* _Figure data in JSON_
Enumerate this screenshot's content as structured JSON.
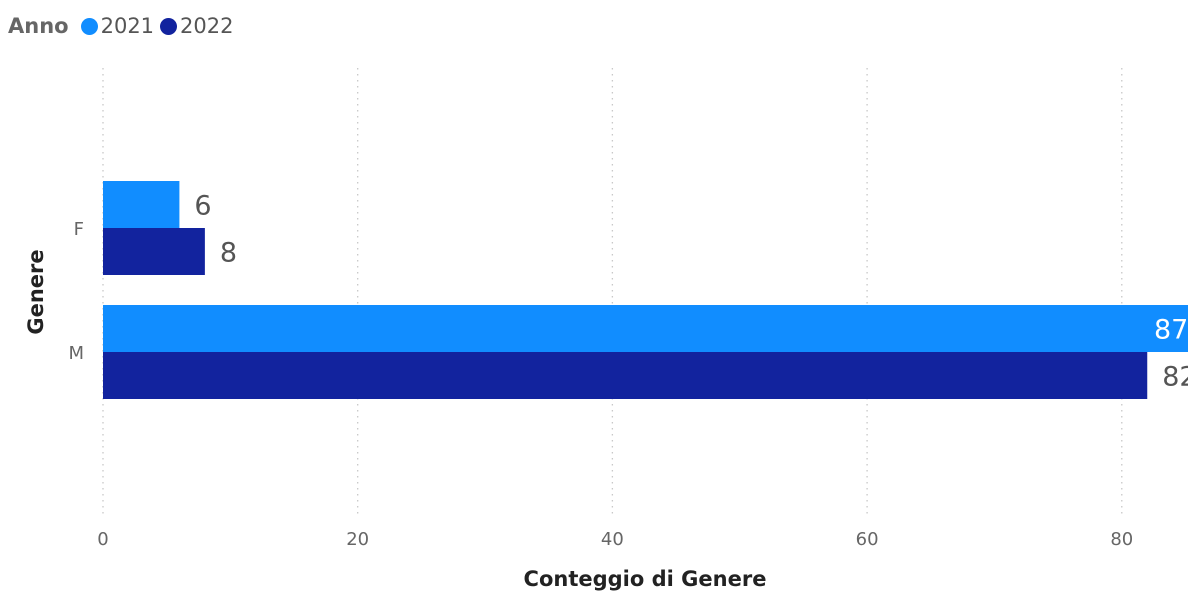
{
  "legend": {
    "title": "Anno",
    "items": [
      {
        "label": "2021",
        "color": "#118DFF"
      },
      {
        "label": "2022",
        "color": "#12239E"
      }
    ]
  },
  "chart_data": {
    "type": "bar",
    "orientation": "horizontal",
    "categories": [
      "F",
      "M"
    ],
    "series": [
      {
        "name": "2021",
        "values": [
          6,
          87
        ],
        "color": "#118DFF"
      },
      {
        "name": "2022",
        "values": [
          8,
          82
        ],
        "color": "#12239E"
      }
    ],
    "xlabel": "Conteggio di Genere",
    "ylabel": "Genere",
    "xlim": [
      0,
      85.2
    ],
    "xticks": [
      0,
      20,
      40,
      60,
      80
    ],
    "xtick_labels": [
      "0",
      "20",
      "40",
      "60",
      "80"
    ],
    "grid": true,
    "data_labels": true,
    "legend_position": "top-left"
  }
}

* _INSTRUCTION_
Using the data above, write out every line exactly, leaving the images behind.

* _TASK OUTPUT_
Enumerate this screenshot's content as structured JSON.
{
  "legend": {
    "title": "Anno",
    "items": [
      {
        "label": "2021",
        "color": "#118DFF"
      },
      {
        "label": "2022",
        "color": "#12239E"
      }
    ]
  },
  "chart_data": {
    "type": "bar",
    "orientation": "horizontal",
    "categories": [
      "F",
      "M"
    ],
    "series": [
      {
        "name": "2021",
        "values": [
          6,
          87
        ],
        "color": "#118DFF"
      },
      {
        "name": "2022",
        "values": [
          8,
          82
        ],
        "color": "#12239E"
      }
    ],
    "xlabel": "Conteggio di Genere",
    "ylabel": "Genere",
    "xlim": [
      0,
      85.2
    ],
    "xticks": [
      0,
      20,
      40,
      60,
      80
    ],
    "xtick_labels": [
      "0",
      "20",
      "40",
      "60",
      "80"
    ],
    "grid": true,
    "data_labels": true,
    "legend_position": "top-left"
  }
}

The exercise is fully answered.